▶ Stated task: Extract the full listing below without altering a single character.
↓
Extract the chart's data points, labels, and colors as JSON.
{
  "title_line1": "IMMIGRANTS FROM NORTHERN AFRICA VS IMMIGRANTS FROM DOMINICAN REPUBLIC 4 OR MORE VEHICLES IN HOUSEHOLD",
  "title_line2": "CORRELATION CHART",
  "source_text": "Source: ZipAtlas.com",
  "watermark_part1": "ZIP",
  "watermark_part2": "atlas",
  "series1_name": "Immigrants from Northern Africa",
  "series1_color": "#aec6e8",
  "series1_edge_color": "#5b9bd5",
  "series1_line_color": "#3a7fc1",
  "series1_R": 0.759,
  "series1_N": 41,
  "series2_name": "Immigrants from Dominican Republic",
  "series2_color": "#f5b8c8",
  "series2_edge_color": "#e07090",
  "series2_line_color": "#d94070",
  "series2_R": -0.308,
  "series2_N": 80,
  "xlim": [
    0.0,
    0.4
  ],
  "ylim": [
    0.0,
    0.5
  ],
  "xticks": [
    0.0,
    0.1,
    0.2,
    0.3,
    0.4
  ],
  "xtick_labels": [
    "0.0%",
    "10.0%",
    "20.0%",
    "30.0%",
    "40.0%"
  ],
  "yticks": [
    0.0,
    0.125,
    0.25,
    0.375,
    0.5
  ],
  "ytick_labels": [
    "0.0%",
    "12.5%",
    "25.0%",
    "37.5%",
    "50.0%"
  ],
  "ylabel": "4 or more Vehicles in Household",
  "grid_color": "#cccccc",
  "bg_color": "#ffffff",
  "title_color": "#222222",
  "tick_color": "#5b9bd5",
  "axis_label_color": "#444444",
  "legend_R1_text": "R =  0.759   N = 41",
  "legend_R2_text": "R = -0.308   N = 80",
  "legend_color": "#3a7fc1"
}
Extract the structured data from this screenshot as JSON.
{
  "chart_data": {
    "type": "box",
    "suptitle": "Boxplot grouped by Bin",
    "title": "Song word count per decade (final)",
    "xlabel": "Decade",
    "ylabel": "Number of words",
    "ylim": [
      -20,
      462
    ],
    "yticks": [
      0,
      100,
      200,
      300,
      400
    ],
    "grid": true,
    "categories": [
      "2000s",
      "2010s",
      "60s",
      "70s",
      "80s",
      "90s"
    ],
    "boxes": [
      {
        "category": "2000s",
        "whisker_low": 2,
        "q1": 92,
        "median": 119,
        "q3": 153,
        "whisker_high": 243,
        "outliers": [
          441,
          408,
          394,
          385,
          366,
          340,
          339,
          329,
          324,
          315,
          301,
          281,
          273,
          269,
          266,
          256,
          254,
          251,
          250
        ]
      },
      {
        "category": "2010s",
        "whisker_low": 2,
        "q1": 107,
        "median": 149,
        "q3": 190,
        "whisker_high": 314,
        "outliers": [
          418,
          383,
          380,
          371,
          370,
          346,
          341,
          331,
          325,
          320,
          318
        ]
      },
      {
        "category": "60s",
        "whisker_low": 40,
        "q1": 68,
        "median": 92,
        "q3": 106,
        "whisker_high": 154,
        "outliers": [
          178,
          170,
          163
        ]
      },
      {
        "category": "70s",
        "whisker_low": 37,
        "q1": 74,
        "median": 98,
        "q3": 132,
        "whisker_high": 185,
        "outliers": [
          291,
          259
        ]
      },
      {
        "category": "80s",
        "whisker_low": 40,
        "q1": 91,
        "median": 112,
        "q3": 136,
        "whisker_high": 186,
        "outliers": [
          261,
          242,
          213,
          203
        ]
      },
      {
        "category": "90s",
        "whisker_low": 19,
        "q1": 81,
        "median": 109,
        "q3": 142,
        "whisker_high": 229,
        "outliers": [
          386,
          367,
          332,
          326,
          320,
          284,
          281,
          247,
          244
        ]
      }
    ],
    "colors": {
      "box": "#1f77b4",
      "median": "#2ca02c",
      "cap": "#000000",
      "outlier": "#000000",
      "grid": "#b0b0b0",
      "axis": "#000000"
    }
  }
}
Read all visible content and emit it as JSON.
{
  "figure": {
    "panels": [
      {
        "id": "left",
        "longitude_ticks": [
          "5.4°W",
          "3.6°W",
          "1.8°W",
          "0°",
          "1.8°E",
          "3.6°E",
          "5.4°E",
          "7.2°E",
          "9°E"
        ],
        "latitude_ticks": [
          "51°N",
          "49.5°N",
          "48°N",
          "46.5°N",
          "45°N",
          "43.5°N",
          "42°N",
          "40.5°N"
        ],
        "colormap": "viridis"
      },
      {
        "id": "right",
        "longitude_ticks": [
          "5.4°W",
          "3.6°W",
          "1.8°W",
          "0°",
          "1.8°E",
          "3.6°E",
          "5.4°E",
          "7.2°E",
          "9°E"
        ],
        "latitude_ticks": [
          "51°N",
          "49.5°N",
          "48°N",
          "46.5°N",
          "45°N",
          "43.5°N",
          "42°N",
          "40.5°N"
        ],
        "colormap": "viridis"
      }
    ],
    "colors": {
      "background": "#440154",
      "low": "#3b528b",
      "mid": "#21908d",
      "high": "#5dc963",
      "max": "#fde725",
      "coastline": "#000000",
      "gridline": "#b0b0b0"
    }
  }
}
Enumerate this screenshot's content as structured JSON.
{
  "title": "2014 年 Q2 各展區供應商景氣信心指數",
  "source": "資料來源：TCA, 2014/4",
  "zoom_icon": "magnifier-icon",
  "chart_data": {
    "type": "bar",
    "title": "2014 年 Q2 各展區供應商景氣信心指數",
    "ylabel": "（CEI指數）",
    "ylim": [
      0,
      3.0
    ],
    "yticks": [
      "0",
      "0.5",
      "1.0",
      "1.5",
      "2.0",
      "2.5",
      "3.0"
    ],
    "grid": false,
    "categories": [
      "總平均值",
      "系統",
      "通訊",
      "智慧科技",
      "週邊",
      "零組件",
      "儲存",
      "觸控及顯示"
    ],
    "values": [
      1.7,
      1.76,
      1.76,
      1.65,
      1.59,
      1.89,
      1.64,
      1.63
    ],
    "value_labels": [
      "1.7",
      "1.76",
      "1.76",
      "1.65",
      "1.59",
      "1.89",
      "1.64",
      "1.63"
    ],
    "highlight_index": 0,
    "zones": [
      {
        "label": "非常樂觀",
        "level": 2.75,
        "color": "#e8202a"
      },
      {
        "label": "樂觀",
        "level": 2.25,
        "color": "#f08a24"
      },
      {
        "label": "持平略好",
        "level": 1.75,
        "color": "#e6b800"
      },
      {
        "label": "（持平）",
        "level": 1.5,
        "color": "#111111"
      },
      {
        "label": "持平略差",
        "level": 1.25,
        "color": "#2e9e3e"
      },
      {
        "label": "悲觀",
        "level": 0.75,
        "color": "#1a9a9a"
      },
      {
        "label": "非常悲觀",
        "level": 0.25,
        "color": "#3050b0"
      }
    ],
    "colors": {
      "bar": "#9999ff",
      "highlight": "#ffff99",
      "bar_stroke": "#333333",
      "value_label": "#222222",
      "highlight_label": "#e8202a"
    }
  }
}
↑
▶ Written solution:
Extract the chart's data points, labels, and colors as JSON.
{
  "title_line1": "IMMIGRANTS FROM NORTHERN AFRICA VS IMMIGRANTS FROM DOMINICAN REPUBLIC 4 OR MORE VEHICLES IN HOUSEHOLD",
  "title_line2": "CORRELATION CHART",
  "source_text": "Source: ZipAtlas.com",
  "watermark_part1": "ZIP",
  "watermark_part2": "atlas",
  "series1_name": "Immigrants from Northern Africa",
  "series1_color": "#aec6e8",
  "series1_edge_color": "#5b9bd5",
  "series1_line_color": "#3a7fc1",
  "series1_R": 0.759,
  "series1_N": 41,
  "series2_name": "Immigrants from Dominican Republic",
  "series2_color": "#f5b8c8",
  "series2_edge_color": "#e07090",
  "series2_line_color": "#d94070",
  "series2_R": -0.308,
  "series2_N": 80,
  "xlim": [
    0.0,
    0.4
  ],
  "ylim": [
    0.0,
    0.5
  ],
  "xticks": [
    0.0,
    0.1,
    0.2,
    0.3,
    0.4
  ],
  "xtick_labels": [
    "0.0%",
    "10.0%",
    "20.0%",
    "30.0%",
    "40.0%"
  ],
  "yticks": [
    0.0,
    0.125,
    0.25,
    0.375,
    0.5
  ],
  "ytick_labels": [
    "0.0%",
    "12.5%",
    "25.0%",
    "37.5%",
    "50.0%"
  ],
  "ylabel": "4 or more Vehicles in Household",
  "grid_color": "#cccccc",
  "bg_color": "#ffffff",
  "title_color": "#222222",
  "tick_color": "#5b9bd5",
  "axis_label_color": "#444444",
  "legend_R1_text": "R =  0.759   N = 41",
  "legend_R2_text": "R = -0.308   N = 80",
  "legend_color": "#3a7fc1"
}
Extract the structured data from this screenshot as JSON.
{
  "chart_data": {
    "type": "box",
    "suptitle": "Boxplot grouped by Bin",
    "title": "Song word count per decade (final)",
    "xlabel": "Decade",
    "ylabel": "Number of words",
    "ylim": [
      -20,
      462
    ],
    "yticks": [
      0,
      100,
      200,
      300,
      400
    ],
    "grid": true,
    "categories": [
      "2000s",
      "2010s",
      "60s",
      "70s",
      "80s",
      "90s"
    ],
    "boxes": [
      {
        "category": "2000s",
        "whisker_low": 2,
        "q1": 92,
        "median": 119,
        "q3": 153,
        "whisker_high": 243,
        "outliers": [
          441,
          408,
          394,
          385,
          366,
          340,
          339,
          329,
          324,
          315,
          301,
          281,
          273,
          269,
          266,
          256,
          254,
          251,
          250
        ]
      },
      {
        "category": "2010s",
        "whisker_low": 2,
        "q1": 107,
        "median": 149,
        "q3": 190,
        "whisker_high": 314,
        "outliers": [
          418,
          383,
          380,
          371,
          370,
          346,
          341,
          331,
          325,
          320,
          318
        ]
      },
      {
        "category": "60s",
        "whisker_low": 40,
        "q1": 68,
        "median": 92,
        "q3": 106,
        "whisker_high": 154,
        "outliers": [
          178,
          170,
          163
        ]
      },
      {
        "category": "70s",
        "whisker_low": 37,
        "q1": 74,
        "median": 98,
        "q3": 132,
        "whisker_high": 185,
        "outliers": [
          291,
          259
        ]
      },
      {
        "category": "80s",
        "whisker_low": 40,
        "q1": 91,
        "median": 112,
        "q3": 136,
        "whisker_high": 186,
        "outliers": [
          261,
          242,
          213,
          203
        ]
      },
      {
        "category": "90s",
        "whisker_low": 19,
        "q1": 81,
        "median": 109,
        "q3": 142,
        "whisker_high": 229,
        "outliers": [
          386,
          367,
          332,
          326,
          320,
          284,
          281,
          247,
          244
        ]
      }
    ],
    "colors": {
      "box": "#1f77b4",
      "median": "#2ca02c",
      "cap": "#000000",
      "outlier": "#000000",
      "grid": "#b0b0b0",
      "axis": "#000000"
    }
  }
}
Read all visible content and emit it as JSON.
{
  "figure": {
    "panels": [
      {
        "id": "left",
        "longitude_ticks": [
          "5.4°W",
          "3.6°W",
          "1.8°W",
          "0°",
          "1.8°E",
          "3.6°E",
          "5.4°E",
          "7.2°E",
          "9°E"
        ],
        "latitude_ticks": [
          "51°N",
          "49.5°N",
          "48°N",
          "46.5°N",
          "45°N",
          "43.5°N",
          "42°N",
          "40.5°N"
        ],
        "colormap": "viridis"
      },
      {
        "id": "right",
        "longitude_ticks": [
          "5.4°W",
          "3.6°W",
          "1.8°W",
          "0°",
          "1.8°E",
          "3.6°E",
          "5.4°E",
          "7.2°E",
          "9°E"
        ],
        "latitude_ticks": [
          "51°N",
          "49.5°N",
          "48°N",
          "46.5°N",
          "45°N",
          "43.5°N",
          "42°N",
          "40.5°N"
        ],
        "colormap": "viridis"
      }
    ],
    "colors": {
      "background": "#440154",
      "low": "#3b528b",
      "mid": "#21908d",
      "high": "#5dc963",
      "max": "#fde725",
      "coastline": "#000000",
      "gridline": "#b0b0b0"
    }
  }
}
Enumerate this screenshot's content as structured JSON.
{
  "title": "2014 年 Q2 各展區供應商景氣信心指數",
  "source": "資料來源：TCA, 2014/4",
  "zoom_icon": "magnifier-icon",
  "chart_data": {
    "type": "bar",
    "title": "2014 年 Q2 各展區供應商景氣信心指數",
    "ylabel": "（CEI指數）",
    "ylim": [
      0,
      3.0
    ],
    "yticks": [
      "0",
      "0.5",
      "1.0",
      "1.5",
      "2.0",
      "2.5",
      "3.0"
    ],
    "grid": false,
    "categories": [
      "總平均值",
      "系統",
      "通訊",
      "智慧科技",
      "週邊",
      "零組件",
      "儲存",
      "觸控及顯示"
    ],
    "values": [
      1.7,
      1.76,
      1.76,
      1.65,
      1.59,
      1.89,
      1.64,
      1.63
    ],
    "value_labels": [
      "1.7",
      "1.76",
      "1.76",
      "1.65",
      "1.59",
      "1.89",
      "1.64",
      "1.63"
    ],
    "highlight_index": 0,
    "zones": [
      {
        "label": "非常樂觀",
        "level": 2.75,
        "color": "#e8202a"
      },
      {
        "label": "樂觀",
        "level": 2.25,
        "color": "#f08a24"
      },
      {
        "label": "持平略好",
        "level": 1.75,
        "color": "#e6b800"
      },
      {
        "label": "（持平）",
        "level": 1.5,
        "color": "#111111"
      },
      {
        "label": "持平略差",
        "level": 1.25,
        "color": "#2e9e3e"
      },
      {
        "label": "悲觀",
        "level": 0.75,
        "color": "#1a9a9a"
      },
      {
        "label": "非常悲觀",
        "level": 0.25,
        "color": "#3050b0"
      }
    ],
    "colors": {
      "bar": "#9999ff",
      "highlight": "#ffff99",
      "bar_stroke": "#333333",
      "value_label": "#222222",
      "highlight_label": "#e8202a"
    }
  }
}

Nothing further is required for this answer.